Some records
"""

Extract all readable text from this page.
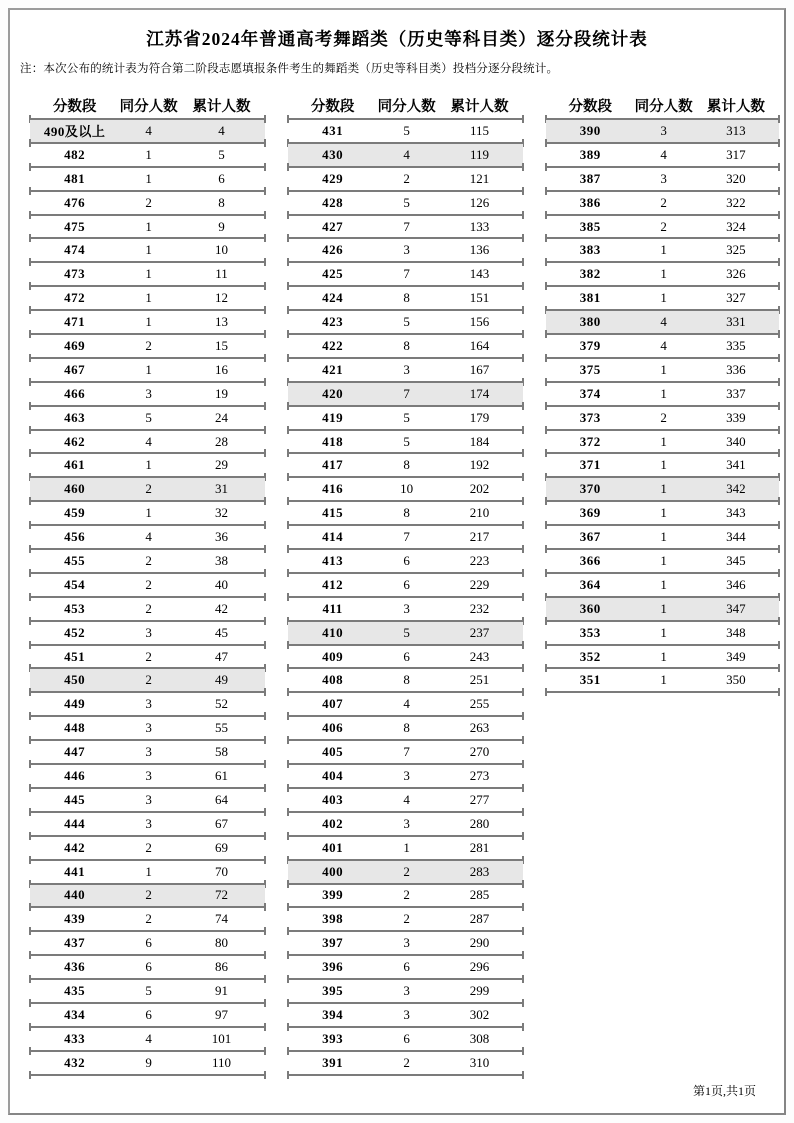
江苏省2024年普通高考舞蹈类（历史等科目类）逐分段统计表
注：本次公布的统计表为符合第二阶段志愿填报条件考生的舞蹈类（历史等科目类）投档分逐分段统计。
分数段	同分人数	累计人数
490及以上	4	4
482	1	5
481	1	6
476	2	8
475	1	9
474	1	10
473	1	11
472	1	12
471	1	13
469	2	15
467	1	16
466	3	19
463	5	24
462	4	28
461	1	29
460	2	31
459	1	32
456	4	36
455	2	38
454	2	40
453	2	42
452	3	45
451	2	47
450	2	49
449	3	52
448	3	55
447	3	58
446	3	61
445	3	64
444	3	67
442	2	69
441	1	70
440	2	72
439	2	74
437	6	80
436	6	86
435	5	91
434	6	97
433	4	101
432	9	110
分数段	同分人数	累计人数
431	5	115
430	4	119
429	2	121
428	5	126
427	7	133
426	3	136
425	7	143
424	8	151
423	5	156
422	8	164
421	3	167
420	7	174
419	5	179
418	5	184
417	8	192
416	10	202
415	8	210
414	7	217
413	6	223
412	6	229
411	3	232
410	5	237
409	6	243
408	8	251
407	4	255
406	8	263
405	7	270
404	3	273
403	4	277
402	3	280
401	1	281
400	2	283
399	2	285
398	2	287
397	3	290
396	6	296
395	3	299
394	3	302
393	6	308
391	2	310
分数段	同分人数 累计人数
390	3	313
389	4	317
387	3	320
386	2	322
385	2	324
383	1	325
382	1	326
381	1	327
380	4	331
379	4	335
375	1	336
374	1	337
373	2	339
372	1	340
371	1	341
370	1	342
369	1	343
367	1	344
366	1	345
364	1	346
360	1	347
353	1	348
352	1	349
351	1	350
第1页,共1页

"""
"""

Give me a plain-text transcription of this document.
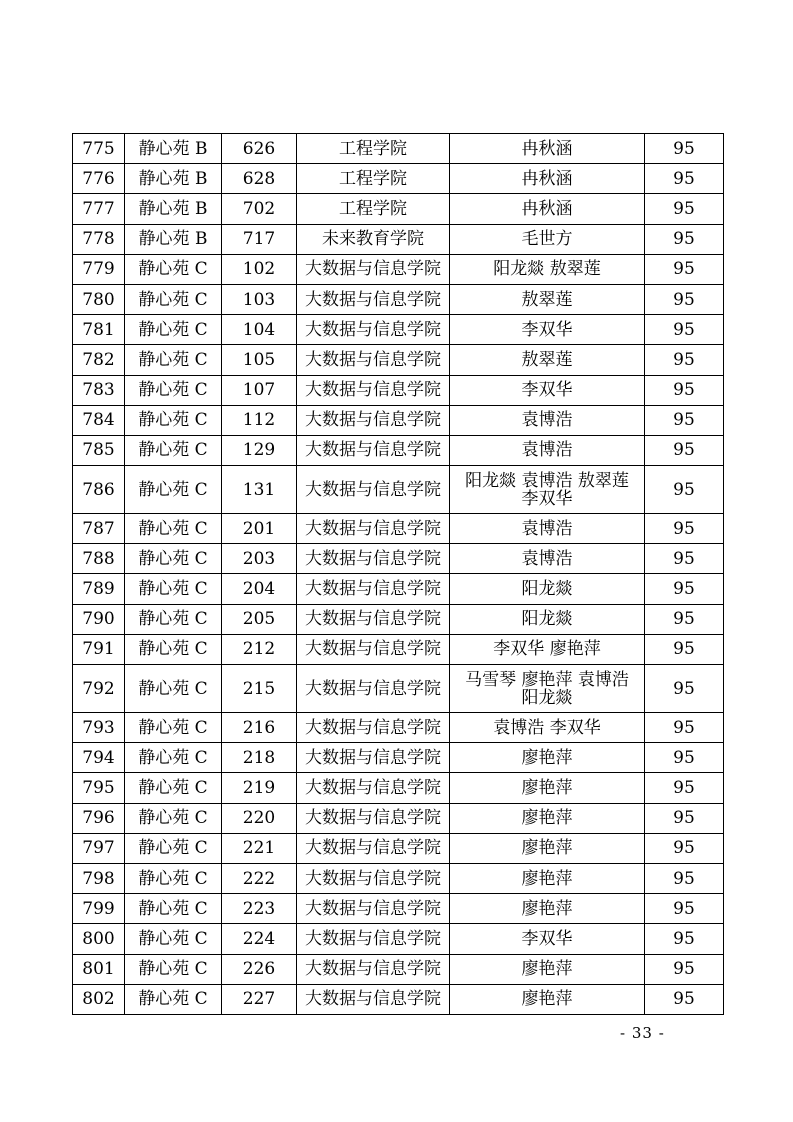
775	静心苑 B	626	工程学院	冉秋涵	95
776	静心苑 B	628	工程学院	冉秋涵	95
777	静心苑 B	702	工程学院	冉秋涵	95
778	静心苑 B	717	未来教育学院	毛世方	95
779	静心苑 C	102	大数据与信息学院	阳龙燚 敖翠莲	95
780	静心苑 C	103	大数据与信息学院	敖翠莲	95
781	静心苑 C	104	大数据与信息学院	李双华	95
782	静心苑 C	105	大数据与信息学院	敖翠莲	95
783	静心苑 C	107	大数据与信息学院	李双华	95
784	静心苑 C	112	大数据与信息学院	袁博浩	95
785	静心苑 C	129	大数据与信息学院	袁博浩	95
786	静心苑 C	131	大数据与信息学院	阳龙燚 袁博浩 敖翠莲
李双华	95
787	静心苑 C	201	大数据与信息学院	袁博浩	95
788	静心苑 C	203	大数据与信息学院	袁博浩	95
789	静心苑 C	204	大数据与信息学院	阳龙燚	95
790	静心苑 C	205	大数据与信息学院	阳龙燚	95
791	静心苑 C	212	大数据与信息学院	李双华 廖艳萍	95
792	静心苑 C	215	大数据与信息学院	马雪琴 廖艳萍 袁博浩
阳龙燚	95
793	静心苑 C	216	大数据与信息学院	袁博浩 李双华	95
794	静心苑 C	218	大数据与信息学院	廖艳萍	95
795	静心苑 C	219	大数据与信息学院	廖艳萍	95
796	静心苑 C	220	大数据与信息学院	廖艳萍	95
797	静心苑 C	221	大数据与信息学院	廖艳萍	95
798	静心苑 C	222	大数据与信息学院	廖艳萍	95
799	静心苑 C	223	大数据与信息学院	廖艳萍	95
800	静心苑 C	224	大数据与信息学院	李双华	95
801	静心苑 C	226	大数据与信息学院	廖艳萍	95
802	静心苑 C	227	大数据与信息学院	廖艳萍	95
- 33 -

"""

REQUIRED TASK: Say how many lines in the records contain the string "this", and say nothing else.

SOLUTION TO THE EXERCISE: 2